- PROBLEM REQUIREMENTS -
Transcribe the records below exactly as they appear, omitting any pictures.

- ENTRIES SHOWN -

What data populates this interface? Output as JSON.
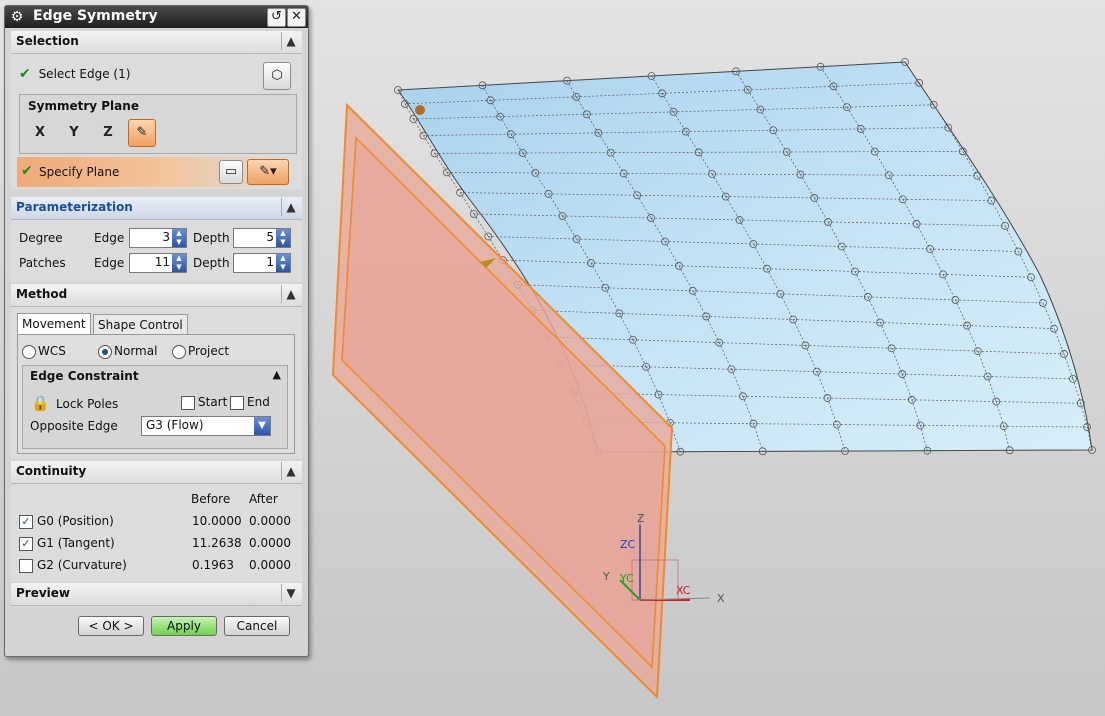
{
  "dialog": {
    "title": "Edge Symmetry",
    "title_buttons": {
      "reset": "↺",
      "close": "✕"
    }
  },
  "selection": {
    "header": "Selection",
    "select_edge": "Select Edge (1)",
    "symmetry_plane_label": "Symmetry Plane",
    "plane_buttons": [
      "X",
      "Y",
      "Z",
      ""
    ],
    "specify_plane": "Specify Plane"
  },
  "parameterization": {
    "header": "Parameterization",
    "degree_label": "Degree",
    "patches_label": "Patches",
    "edge_label": "Edge",
    "depth_label": "Depth",
    "degree_edge": "3",
    "degree_depth": "5",
    "patches_edge": "11",
    "patches_depth": "1"
  },
  "method": {
    "header": "Method",
    "tabs": [
      "Movement",
      "Shape Control"
    ],
    "radios": [
      "WCS",
      "Normal",
      "Project"
    ],
    "selected_radio": "Normal",
    "edge_constraint_label": "Edge Constraint",
    "lock_poles": "Lock Poles",
    "start": "Start",
    "end": "End",
    "opposite_edge_label": "Opposite Edge",
    "opposite_edge_value": "G3 (Flow)"
  },
  "continuity": {
    "header": "Continuity",
    "col_before": "Before",
    "col_after": "After",
    "rows": [
      {
        "label": "G0 (Position)",
        "before": "10.0000",
        "after": "0.0000",
        "checked": true
      },
      {
        "label": "G1 (Tangent)",
        "before": "11.2638",
        "after": "0.0000",
        "checked": true
      },
      {
        "label": "G2 (Curvature)",
        "before": "0.1963",
        "after": "0.0000",
        "checked": false
      }
    ]
  },
  "preview": {
    "header": "Preview"
  },
  "buttons": {
    "ok": "< OK >",
    "apply": "Apply",
    "cancel": "Cancel"
  },
  "viewport": {
    "axis_labels": {
      "z": "Z",
      "zc": "ZC",
      "y": "Y",
      "yc": "YC",
      "xc": "XC",
      "x": "X"
    },
    "colors": {
      "surface": "#b9dcf2",
      "plane": "#e8a99a",
      "plane_border": "#f08a2a"
    }
  }
}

- OUTPUT -
What data populates this interface? Output as JSON.
{
  "dialog": {
    "title": "Edge Symmetry",
    "title_buttons": {
      "reset": "↺",
      "close": "✕"
    }
  },
  "selection": {
    "header": "Selection",
    "select_edge": "Select Edge (1)",
    "symmetry_plane_label": "Symmetry Plane",
    "plane_buttons": [
      "X",
      "Y",
      "Z",
      ""
    ],
    "specify_plane": "Specify Plane"
  },
  "parameterization": {
    "header": "Parameterization",
    "degree_label": "Degree",
    "patches_label": "Patches",
    "edge_label": "Edge",
    "depth_label": "Depth",
    "degree_edge": "3",
    "degree_depth": "5",
    "patches_edge": "11",
    "patches_depth": "1"
  },
  "method": {
    "header": "Method",
    "tabs": [
      "Movement",
      "Shape Control"
    ],
    "radios": [
      "WCS",
      "Normal",
      "Project"
    ],
    "selected_radio": "Normal",
    "edge_constraint_label": "Edge Constraint",
    "lock_poles": "Lock Poles",
    "start": "Start",
    "end": "End",
    "opposite_edge_label": "Opposite Edge",
    "opposite_edge_value": "G3 (Flow)"
  },
  "continuity": {
    "header": "Continuity",
    "col_before": "Before",
    "col_after": "After",
    "rows": [
      {
        "label": "G0 (Position)",
        "before": "10.0000",
        "after": "0.0000",
        "checked": true
      },
      {
        "label": "G1 (Tangent)",
        "before": "11.2638",
        "after": "0.0000",
        "checked": true
      },
      {
        "label": "G2 (Curvature)",
        "before": "0.1963",
        "after": "0.0000",
        "checked": false
      }
    ]
  },
  "preview": {
    "header": "Preview"
  },
  "buttons": {
    "ok": "< OK >",
    "apply": "Apply",
    "cancel": "Cancel"
  },
  "viewport": {
    "axis_labels": {
      "z": "Z",
      "zc": "ZC",
      "y": "Y",
      "yc": "YC",
      "xc": "XC",
      "x": "X"
    },
    "colors": {
      "surface": "#b9dcf2",
      "plane": "#e8a99a",
      "plane_border": "#f08a2a"
    }
  }
}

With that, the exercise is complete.